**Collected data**
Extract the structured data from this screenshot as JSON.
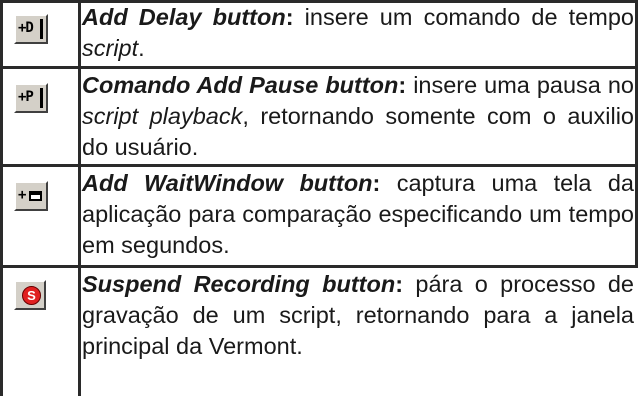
{
  "rows": [
    {
      "icon": "add-delay-icon",
      "icon_label": "+D",
      "title": "Add Delay button",
      "colon": ":",
      "text_before": " insere um comando de tempo ",
      "italic": "script",
      "text_after": "."
    },
    {
      "icon": "add-pause-icon",
      "icon_label": "+P",
      "title": "Comando Add Pause button",
      "colon": ":",
      "text_before": " insere uma pausa no ",
      "italic": "script playback",
      "text_after": ", retornando somente com o auxilio do usuário."
    },
    {
      "icon": "add-waitwindow-icon",
      "icon_label": "+",
      "title": "Add WaitWindow button",
      "colon": ":",
      "text_before": " captura uma tela da aplicação para comparação especificando um tempo em segundos."
    },
    {
      "icon": "suspend-recording-icon",
      "icon_label": "S",
      "title": "Suspend Recording button",
      "colon": ":",
      "text_before": " pára o processo de gravação de um script, retornando para a janela principal da Vermont."
    }
  ]
}
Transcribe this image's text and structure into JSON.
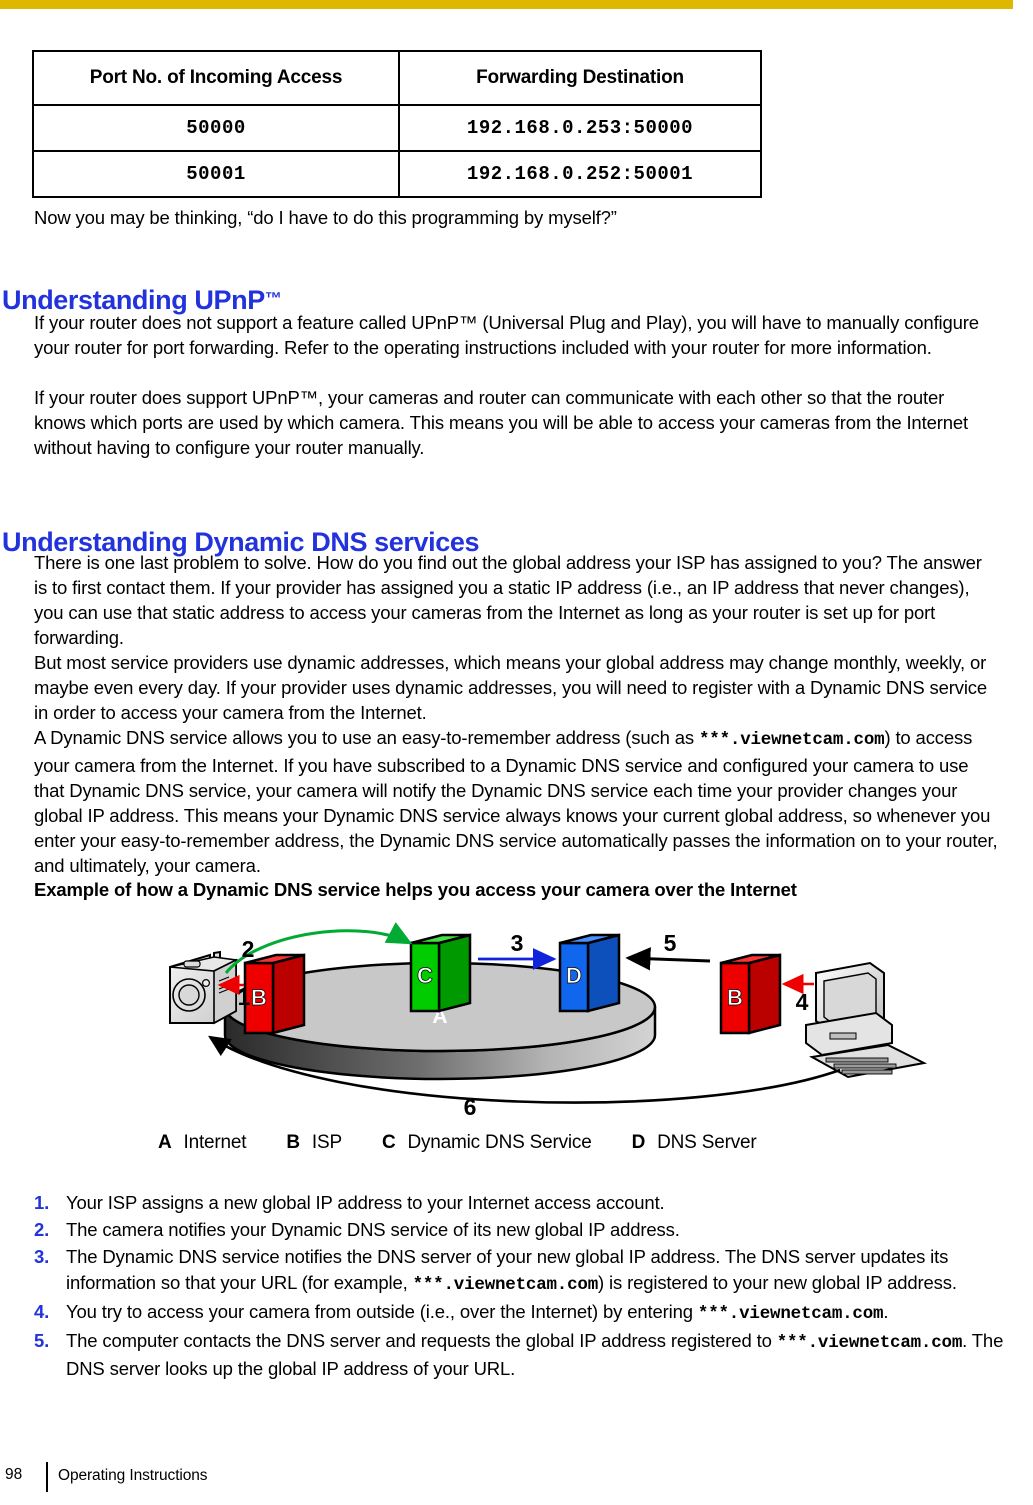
{
  "page": {
    "number": "98",
    "footer_text": "Operating Instructions",
    "accent_gold": "#deb800",
    "heading_blue": "#2232dd"
  },
  "port_table": {
    "headers": [
      "Port No. of Incoming Access",
      "Forwarding Destination"
    ],
    "rows": [
      [
        "50000",
        "192.168.0.253:50000"
      ],
      [
        "50001",
        "192.168.0.252:50001"
      ]
    ]
  },
  "intro_line": "Now you may be thinking, “do I have to do this programming by myself?”",
  "section_upnp": {
    "heading": "Understanding UPnP",
    "heading_tm": "™",
    "para1": "If your router does not support a feature called UPnP™ (Universal Plug and Play), you will have to manually configure your router for port forwarding. Refer to the operating instructions included with your router for more information.",
    "para2": "If your router does support UPnP™, your cameras and router can communicate with each other so that the router knows which ports are used by which camera. This means you will be able to access your cameras from the Internet without having to configure your router manually."
  },
  "section_ddns": {
    "heading": "Understanding Dynamic DNS services",
    "para1": "There is one last problem to solve. How do you find out the global address your ISP has assigned to you? The answer is to first contact them. If your provider has assigned you a static IP address (i.e., an IP address that never changes), you can use that static address to access your cameras from the Internet as long as your router is set up for port forwarding.",
    "para2": "But most service providers use dynamic addresses, which means your global address may change monthly, weekly, or maybe even every day. If your provider uses dynamic addresses, you will need to register with a Dynamic DNS service in order to access your camera from the Internet.",
    "para3_a": "A Dynamic DNS service allows you to use an easy-to-remember address (such as ",
    "para3_mono": "***.viewnetcam.com",
    "para3_b": ") to access your camera from the Internet. If you have subscribed to a Dynamic DNS service and configured your camera to use that Dynamic DNS service, your camera will notify the Dynamic DNS service each time your provider changes your global IP address. This means your Dynamic DNS service always knows your current global address, so whenever you enter your easy-to-remember address, the Dynamic DNS service automatically passes the information on to your router, and ultimately, your camera.",
    "example_caption": "Example of how a Dynamic DNS service helps you access your camera over the Internet"
  },
  "diagram": {
    "disc_label": "A",
    "step_numbers": [
      "1",
      "2",
      "3",
      "4",
      "5",
      "6"
    ],
    "boxes": [
      {
        "letter": "B",
        "color": "#ee0000",
        "role": "isp-left"
      },
      {
        "letter": "C",
        "color": "#00cc00",
        "role": "dynamic-dns-service"
      },
      {
        "letter": "D",
        "color": "#1166ee",
        "role": "dns-server"
      },
      {
        "letter": "B",
        "color": "#ee0000",
        "role": "isp-right"
      }
    ],
    "arrow_colors": {
      "one": "#ee0000",
      "two": "#00aa33",
      "three": "#1122dd",
      "four": "#ee0000",
      "five": "#000000",
      "six": "#000000"
    },
    "devices": [
      "network-camera",
      "desktop-computer"
    ]
  },
  "legend": [
    {
      "key": "A",
      "label": "Internet"
    },
    {
      "key": "B",
      "label": "ISP"
    },
    {
      "key": "C",
      "label": "Dynamic DNS Service"
    },
    {
      "key": "D",
      "label": "DNS Server"
    }
  ],
  "steps": [
    {
      "num": "1.",
      "parts": [
        {
          "t": "text",
          "v": "Your ISP assigns a new global IP address to your Internet access account."
        }
      ]
    },
    {
      "num": "2.",
      "parts": [
        {
          "t": "text",
          "v": "The camera notifies your Dynamic DNS service of its new global IP address."
        }
      ]
    },
    {
      "num": "3.",
      "parts": [
        {
          "t": "text",
          "v": "The Dynamic DNS service notifies the DNS server of your new global IP address. The DNS server updates its information so that your URL (for example, "
        },
        {
          "t": "mono",
          "v": "***.viewnetcam.com"
        },
        {
          "t": "text",
          "v": ") is registered to your new global IP address."
        }
      ]
    },
    {
      "num": "4.",
      "parts": [
        {
          "t": "text",
          "v": "You try to access your camera from outside (i.e., over the Internet) by entering "
        },
        {
          "t": "mono",
          "v": "***.viewnetcam.com"
        },
        {
          "t": "text",
          "v": "."
        }
      ]
    },
    {
      "num": "5.",
      "parts": [
        {
          "t": "text",
          "v": "The computer contacts the DNS server and requests the global IP address registered to "
        },
        {
          "t": "mono",
          "v": "***.viewnetcam.com"
        },
        {
          "t": "text",
          "v": ". The DNS server looks up the global IP address of your URL."
        }
      ]
    }
  ]
}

**What is required**
Copy out the entries verbatim and leave the images out.

**Solution for this exercise**
Extract the structured data from this screenshot as JSON.
{
  "rows": [
    {
      "icon": "add-delay-icon",
      "icon_label": "+D",
      "title": "Add Delay button",
      "colon": ":",
      "text_before": " insere um comando de tempo ",
      "italic": "script",
      "text_after": "."
    },
    {
      "icon": "add-pause-icon",
      "icon_label": "+P",
      "title": "Comando Add Pause button",
      "colon": ":",
      "text_before": " insere uma pausa no ",
      "italic": "script playback",
      "text_after": ", retornando somente com o auxilio do usuário."
    },
    {
      "icon": "add-waitwindow-icon",
      "icon_label": "+",
      "title": "Add WaitWindow button",
      "colon": ":",
      "text_before": " captura uma tela da aplicação para comparação especificando um tempo em segundos."
    },
    {
      "icon": "suspend-recording-icon",
      "icon_label": "S",
      "title": "Suspend Recording button",
      "colon": ":",
      "text_before": " pára o processo de gravação de um script, retornando para a janela principal da Vermont."
    }
  ]
}
Transcribe this image's text and structure into JSON.
{
  "page": {
    "number": "98",
    "footer_text": "Operating Instructions",
    "accent_gold": "#deb800",
    "heading_blue": "#2232dd"
  },
  "port_table": {
    "headers": [
      "Port No. of Incoming Access",
      "Forwarding Destination"
    ],
    "rows": [
      [
        "50000",
        "192.168.0.253:50000"
      ],
      [
        "50001",
        "192.168.0.252:50001"
      ]
    ]
  },
  "intro_line": "Now you may be thinking, “do I have to do this programming by myself?”",
  "section_upnp": {
    "heading": "Understanding UPnP",
    "heading_tm": "™",
    "para1": "If your router does not support a feature called UPnP™ (Universal Plug and Play), you will have to manually configure your router for port forwarding. Refer to the operating instructions included with your router for more information.",
    "para2": "If your router does support UPnP™, your cameras and router can communicate with each other so that the router knows which ports are used by which camera. This means you will be able to access your cameras from the Internet without having to configure your router manually."
  },
  "section_ddns": {
    "heading": "Understanding Dynamic DNS services",
    "para1": "There is one last problem to solve. How do you find out the global address your ISP has assigned to you? The answer is to first contact them. If your provider has assigned you a static IP address (i.e., an IP address that never changes), you can use that static address to access your cameras from the Internet as long as your router is set up for port forwarding.",
    "para2": "But most service providers use dynamic addresses, which means your global address may change monthly, weekly, or maybe even every day. If your provider uses dynamic addresses, you will need to register with a Dynamic DNS service in order to access your camera from the Internet.",
    "para3_a": "A Dynamic DNS service allows you to use an easy-to-remember address (such as ",
    "para3_mono": "***.viewnetcam.com",
    "para3_b": ") to access your camera from the Internet. If you have subscribed to a Dynamic DNS service and configured your camera to use that Dynamic DNS service, your camera will notify the Dynamic DNS service each time your provider changes your global IP address. This means your Dynamic DNS service always knows your current global address, so whenever you enter your easy-to-remember address, the Dynamic DNS service automatically passes the information on to your router, and ultimately, your camera.",
    "example_caption": "Example of how a Dynamic DNS service helps you access your camera over the Internet"
  },
  "diagram": {
    "disc_label": "A",
    "step_numbers": [
      "1",
      "2",
      "3",
      "4",
      "5",
      "6"
    ],
    "boxes": [
      {
        "letter": "B",
        "color": "#ee0000",
        "role": "isp-left"
      },
      {
        "letter": "C",
        "color": "#00cc00",
        "role": "dynamic-dns-service"
      },
      {
        "letter": "D",
        "color": "#1166ee",
        "role": "dns-server"
      },
      {
        "letter": "B",
        "color": "#ee0000",
        "role": "isp-right"
      }
    ],
    "arrow_colors": {
      "one": "#ee0000",
      "two": "#00aa33",
      "three": "#1122dd",
      "four": "#ee0000",
      "five": "#000000",
      "six": "#000000"
    },
    "devices": [
      "network-camera",
      "desktop-computer"
    ]
  },
  "legend": [
    {
      "key": "A",
      "label": "Internet"
    },
    {
      "key": "B",
      "label": "ISP"
    },
    {
      "key": "C",
      "label": "Dynamic DNS Service"
    },
    {
      "key": "D",
      "label": "DNS Server"
    }
  ],
  "steps": [
    {
      "num": "1.",
      "parts": [
        {
          "t": "text",
          "v": "Your ISP assigns a new global IP address to your Internet access account."
        }
      ]
    },
    {
      "num": "2.",
      "parts": [
        {
          "t": "text",
          "v": "The camera notifies your Dynamic DNS service of its new global IP address."
        }
      ]
    },
    {
      "num": "3.",
      "parts": [
        {
          "t": "text",
          "v": "The Dynamic DNS service notifies the DNS server of your new global IP address. The DNS server updates its information so that your URL (for example, "
        },
        {
          "t": "mono",
          "v": "***.viewnetcam.com"
        },
        {
          "t": "text",
          "v": ") is registered to your new global IP address."
        }
      ]
    },
    {
      "num": "4.",
      "parts": [
        {
          "t": "text",
          "v": "You try to access your camera from outside (i.e., over the Internet) by entering "
        },
        {
          "t": "mono",
          "v": "***.viewnetcam.com"
        },
        {
          "t": "text",
          "v": "."
        }
      ]
    },
    {
      "num": "5.",
      "parts": [
        {
          "t": "text",
          "v": "The computer contacts the DNS server and requests the global IP address registered to "
        },
        {
          "t": "mono",
          "v": "***.viewnetcam.com"
        },
        {
          "t": "text",
          "v": ". The DNS server looks up the global IP address of your URL."
        }
      ]
    }
  ]
}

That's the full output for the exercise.